--- Start of Data to process ---
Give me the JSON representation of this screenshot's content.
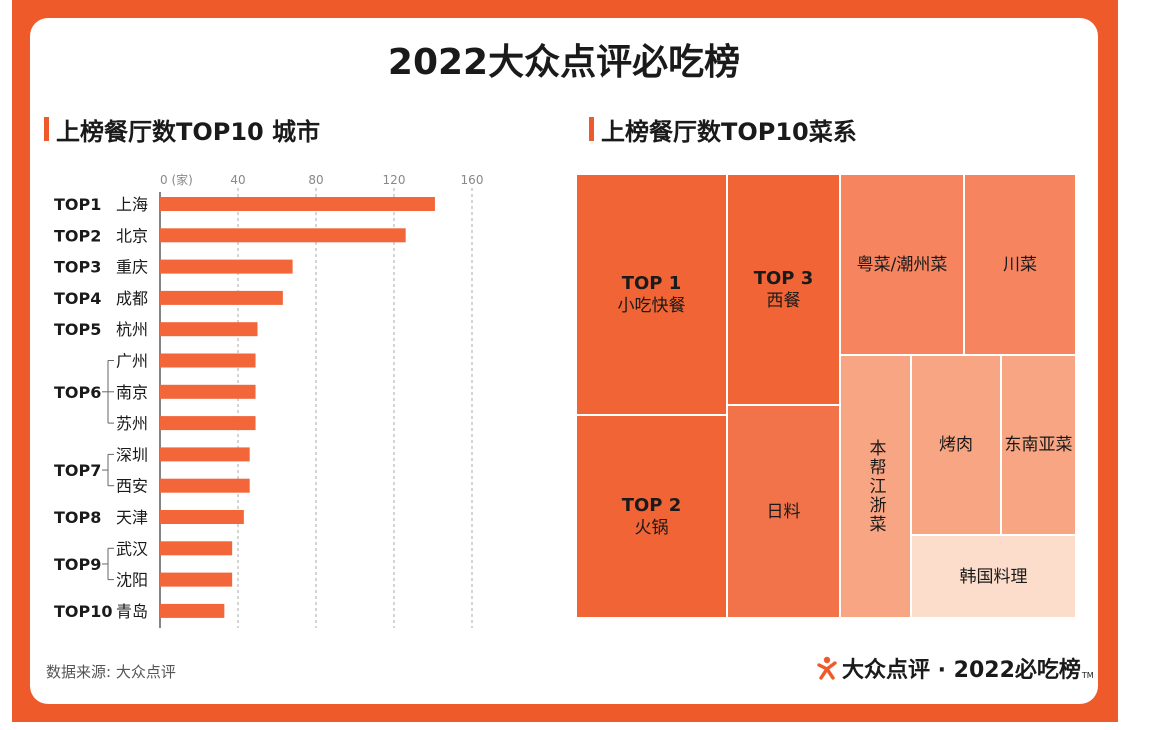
{
  "title": "2022大众点评必吃榜",
  "left_section_title": "上榜餐厅数TOP10 城市",
  "right_section_title": "上榜餐厅数TOP10菜系",
  "source": "数据来源: 大众点评",
  "brand": {
    "text": "大众点评 · 2022必吃榜",
    "tm": "TM"
  },
  "colors": {
    "accent": "#ef5a2a",
    "bar": "#f2663a",
    "t1": "#f06435",
    "t2": "#f2724a",
    "t3": "#f5845f",
    "t4": "#f8a583",
    "t5": "#fcdccb"
  },
  "chart_data": [
    {
      "type": "bar",
      "orientation": "horizontal",
      "title": "上榜餐厅数TOP10 城市",
      "unit_label": "0 (家)",
      "xlim": [
        0,
        160
      ],
      "xticks": [
        0,
        40,
        80,
        120,
        160
      ],
      "grid": true,
      "categories": [
        "上海",
        "北京",
        "重庆",
        "成都",
        "杭州",
        "广州",
        "南京",
        "苏州",
        "深圳",
        "西安",
        "天津",
        "武汉",
        "沈阳",
        "青岛"
      ],
      "values": [
        141,
        126,
        68,
        63,
        50,
        49,
        49,
        49,
        46,
        46,
        43,
        37,
        37,
        33
      ],
      "rank_groups": [
        {
          "label": "TOP1",
          "members": [
            0
          ]
        },
        {
          "label": "TOP2",
          "members": [
            1
          ]
        },
        {
          "label": "TOP3",
          "members": [
            2
          ]
        },
        {
          "label": "TOP4",
          "members": [
            3
          ]
        },
        {
          "label": "TOP5",
          "members": [
            4
          ]
        },
        {
          "label": "TOP6",
          "members": [
            5,
            6,
            7
          ]
        },
        {
          "label": "TOP7",
          "members": [
            8,
            9
          ]
        },
        {
          "label": "TOP8",
          "members": [
            10
          ]
        },
        {
          "label": "TOP9",
          "members": [
            11,
            12
          ]
        },
        {
          "label": "TOP10",
          "members": [
            13
          ]
        }
      ]
    },
    {
      "type": "treemap",
      "title": "上榜餐厅数TOP10菜系",
      "cells": [
        {
          "rank": "TOP 1",
          "label": "小吃快餐"
        },
        {
          "rank": "TOP 2",
          "label": "火锅"
        },
        {
          "rank": "TOP 3",
          "label": "西餐"
        },
        {
          "rank": "",
          "label": "日料"
        },
        {
          "rank": "",
          "label": "粤菜/潮州菜"
        },
        {
          "rank": "",
          "label": "川菜"
        },
        {
          "rank": "",
          "label": "本帮江浙菜"
        },
        {
          "rank": "",
          "label": "烤肉"
        },
        {
          "rank": "",
          "label": "东南亚菜"
        },
        {
          "rank": "",
          "label": "韩国料理"
        }
      ]
    }
  ]
}
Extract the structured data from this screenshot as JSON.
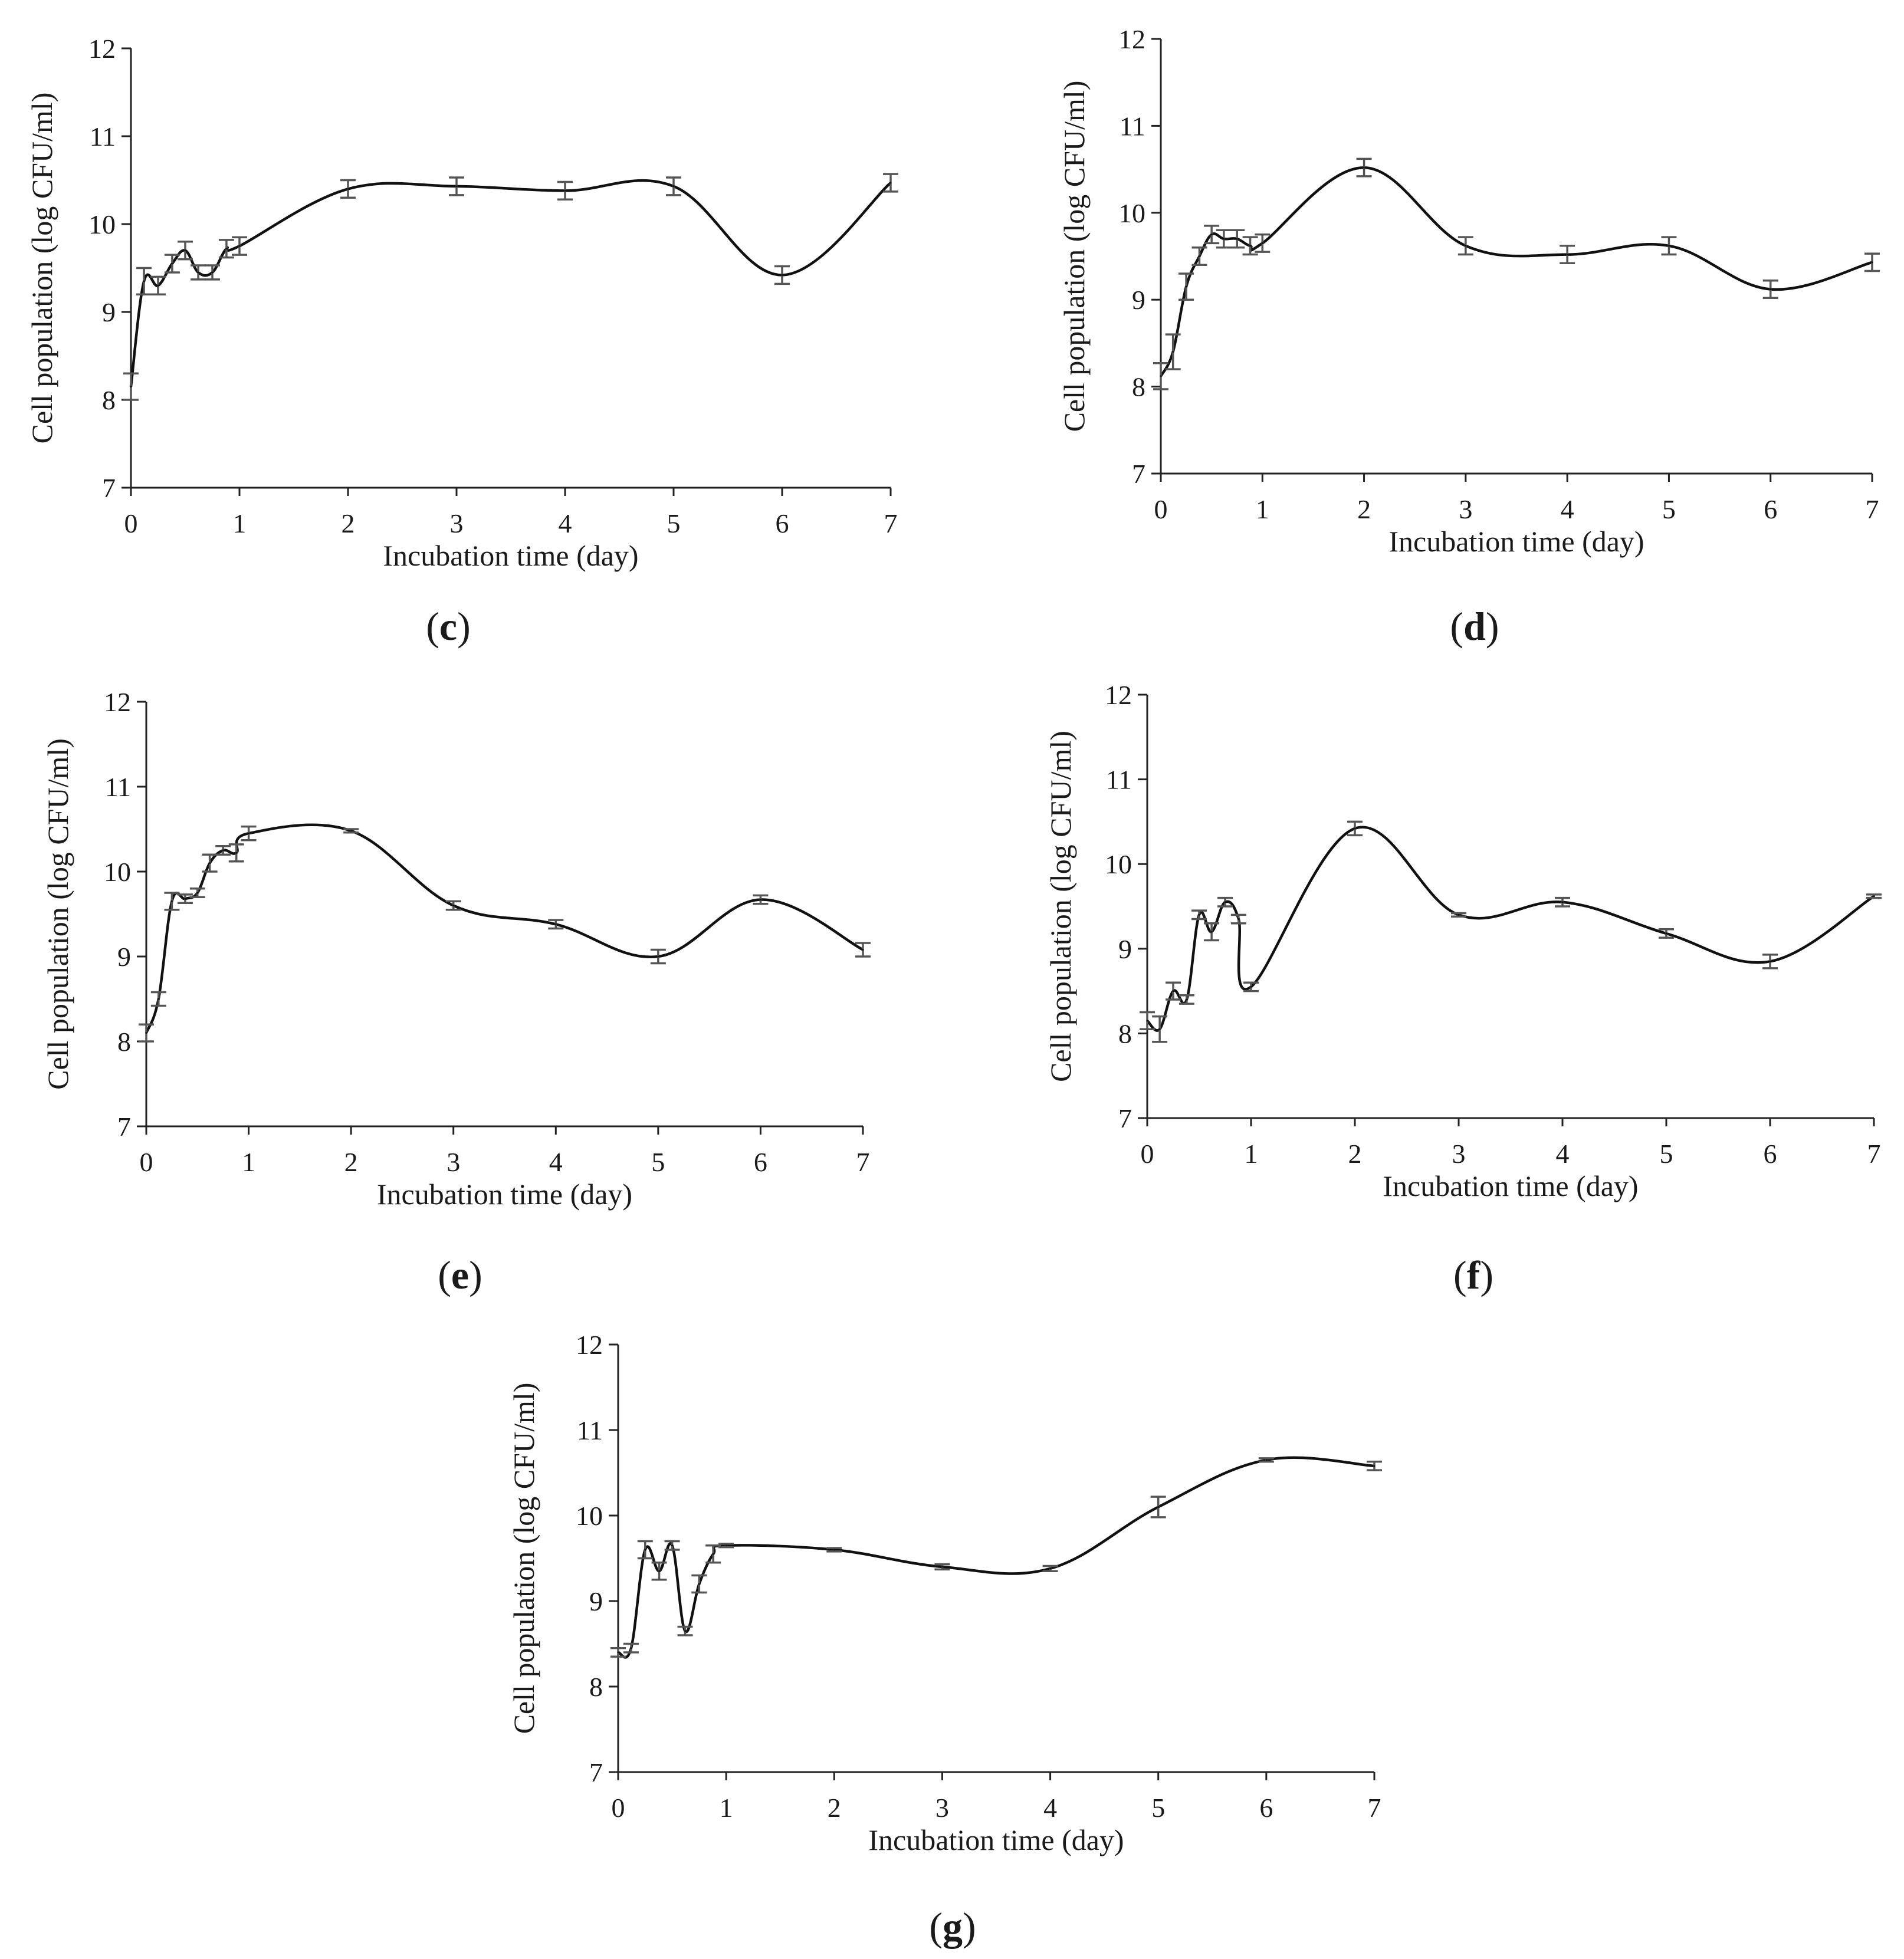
{
  "figure": {
    "panels": [
      "c",
      "d",
      "e",
      "f",
      "g"
    ]
  },
  "chart_data": [
    {
      "id": "c",
      "panel_label": "c",
      "type": "line",
      "xlabel": "Incubation time (day)",
      "ylabel": "Cell population (log CFU/ml)",
      "xlim": [
        0,
        7
      ],
      "ylim": [
        7,
        12
      ],
      "xticks": [
        "0",
        "1",
        "2",
        "3",
        "4",
        "5",
        "6",
        "7"
      ],
      "yticks": [
        "7",
        "8",
        "9",
        "10",
        "11",
        "12"
      ],
      "grid": false,
      "legend": "none",
      "series": [
        {
          "name": "Cell population",
          "x": [
            0,
            0.12,
            0.25,
            0.38,
            0.5,
            0.62,
            0.75,
            0.88,
            1,
            2,
            3,
            4,
            5,
            6,
            7
          ],
          "y": [
            8.15,
            9.35,
            9.3,
            9.55,
            9.7,
            9.45,
            9.45,
            9.72,
            9.75,
            10.4,
            10.43,
            10.38,
            10.43,
            9.42,
            10.47
          ],
          "error": [
            0.15,
            0.15,
            0.1,
            0.1,
            0.1,
            0.08,
            0.08,
            0.1,
            0.1,
            0.1,
            0.1,
            0.1,
            0.1,
            0.1,
            0.1
          ]
        }
      ]
    },
    {
      "id": "d",
      "panel_label": "d",
      "type": "line",
      "xlabel": "Incubation time (day)",
      "ylabel": "Cell population (log CFU/ml)",
      "xlim": [
        0,
        7
      ],
      "ylim": [
        7,
        12
      ],
      "xticks": [
        "0",
        "1",
        "2",
        "3",
        "4",
        "5",
        "6",
        "7"
      ],
      "yticks": [
        "7",
        "8",
        "9",
        "10",
        "11",
        "12"
      ],
      "grid": false,
      "legend": "none",
      "series": [
        {
          "name": "Cell population",
          "x": [
            0,
            0.12,
            0.25,
            0.38,
            0.5,
            0.62,
            0.75,
            0.88,
            1,
            2,
            3,
            4,
            5,
            6,
            7
          ],
          "y": [
            8.12,
            8.4,
            9.15,
            9.5,
            9.75,
            9.7,
            9.7,
            9.62,
            9.65,
            10.52,
            9.62,
            9.52,
            9.62,
            9.12,
            9.43
          ],
          "error": [
            0.15,
            0.2,
            0.15,
            0.1,
            0.1,
            0.1,
            0.1,
            0.1,
            0.1,
            0.1,
            0.1,
            0.1,
            0.1,
            0.1,
            0.1
          ]
        }
      ]
    },
    {
      "id": "e",
      "panel_label": "e",
      "type": "line",
      "xlabel": "Incubation time (day)",
      "ylabel": "Cell population (log CFU/ml)",
      "xlim": [
        0,
        7
      ],
      "ylim": [
        7,
        12
      ],
      "xticks": [
        "0",
        "1",
        "2",
        "3",
        "4",
        "5",
        "6",
        "7"
      ],
      "yticks": [
        "7",
        "8",
        "9",
        "10",
        "11",
        "12"
      ],
      "grid": false,
      "legend": "none",
      "series": [
        {
          "name": "Cell population",
          "x": [
            0,
            0.12,
            0.25,
            0.38,
            0.5,
            0.62,
            0.75,
            0.88,
            1,
            2,
            3,
            4,
            5,
            6,
            7
          ],
          "y": [
            8.1,
            8.5,
            9.65,
            9.68,
            9.75,
            10.1,
            10.25,
            10.22,
            10.45,
            10.48,
            9.6,
            9.38,
            9.0,
            9.67,
            9.08
          ],
          "error": [
            0.1,
            0.08,
            0.1,
            0.05,
            0.05,
            0.1,
            0.05,
            0.1,
            0.08,
            0.02,
            0.05,
            0.05,
            0.08,
            0.05,
            0.08
          ]
        }
      ]
    },
    {
      "id": "f",
      "panel_label": "f",
      "type": "line",
      "xlabel": "Incubation time (day)",
      "ylabel": "Cell population (log CFU/ml)",
      "xlim": [
        0,
        7
      ],
      "ylim": [
        7,
        12
      ],
      "xticks": [
        "0",
        "1",
        "2",
        "3",
        "4",
        "5",
        "6",
        "7"
      ],
      "yticks": [
        "7",
        "8",
        "9",
        "10",
        "11",
        "12"
      ],
      "grid": false,
      "legend": "none",
      "series": [
        {
          "name": "Cell population",
          "x": [
            0,
            0.12,
            0.25,
            0.38,
            0.5,
            0.62,
            0.75,
            0.88,
            1,
            2,
            3,
            4,
            5,
            6,
            7
          ],
          "y": [
            8.15,
            8.05,
            8.5,
            8.4,
            9.4,
            9.2,
            9.55,
            9.35,
            8.55,
            10.42,
            9.4,
            9.55,
            9.18,
            8.85,
            9.62
          ],
          "error": [
            0.1,
            0.15,
            0.1,
            0.05,
            0.05,
            0.1,
            0.05,
            0.05,
            0.05,
            0.08,
            0.02,
            0.05,
            0.05,
            0.08,
            0.02
          ]
        }
      ]
    },
    {
      "id": "g",
      "panel_label": "g",
      "type": "line",
      "xlabel": "Incubation time (day)",
      "ylabel": "Cell population (log CFU/ml)",
      "xlim": [
        0,
        7
      ],
      "ylim": [
        7,
        12
      ],
      "xticks": [
        "0",
        "1",
        "2",
        "3",
        "4",
        "5",
        "6",
        "7"
      ],
      "yticks": [
        "7",
        "8",
        "9",
        "10",
        "11",
        "12"
      ],
      "grid": false,
      "legend": "none",
      "series": [
        {
          "name": "Cell population",
          "x": [
            0,
            0.12,
            0.25,
            0.38,
            0.5,
            0.62,
            0.75,
            0.88,
            1,
            2,
            3,
            4,
            5,
            6,
            7
          ],
          "y": [
            8.4,
            8.45,
            9.6,
            9.35,
            9.65,
            8.65,
            9.2,
            9.55,
            9.65,
            9.6,
            9.4,
            9.38,
            10.1,
            10.65,
            10.58
          ],
          "error": [
            0.05,
            0.05,
            0.1,
            0.1,
            0.05,
            0.05,
            0.1,
            0.1,
            0.02,
            0.02,
            0.03,
            0.03,
            0.12,
            0.02,
            0.05
          ]
        }
      ]
    }
  ]
}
--- End of Data to process ---
→ Stated task
Copy out every line of the data that includes "this".

→ Answer
Give me the JSON representation of this screenshot's content.
Extract the structured data from this screenshot as JSON.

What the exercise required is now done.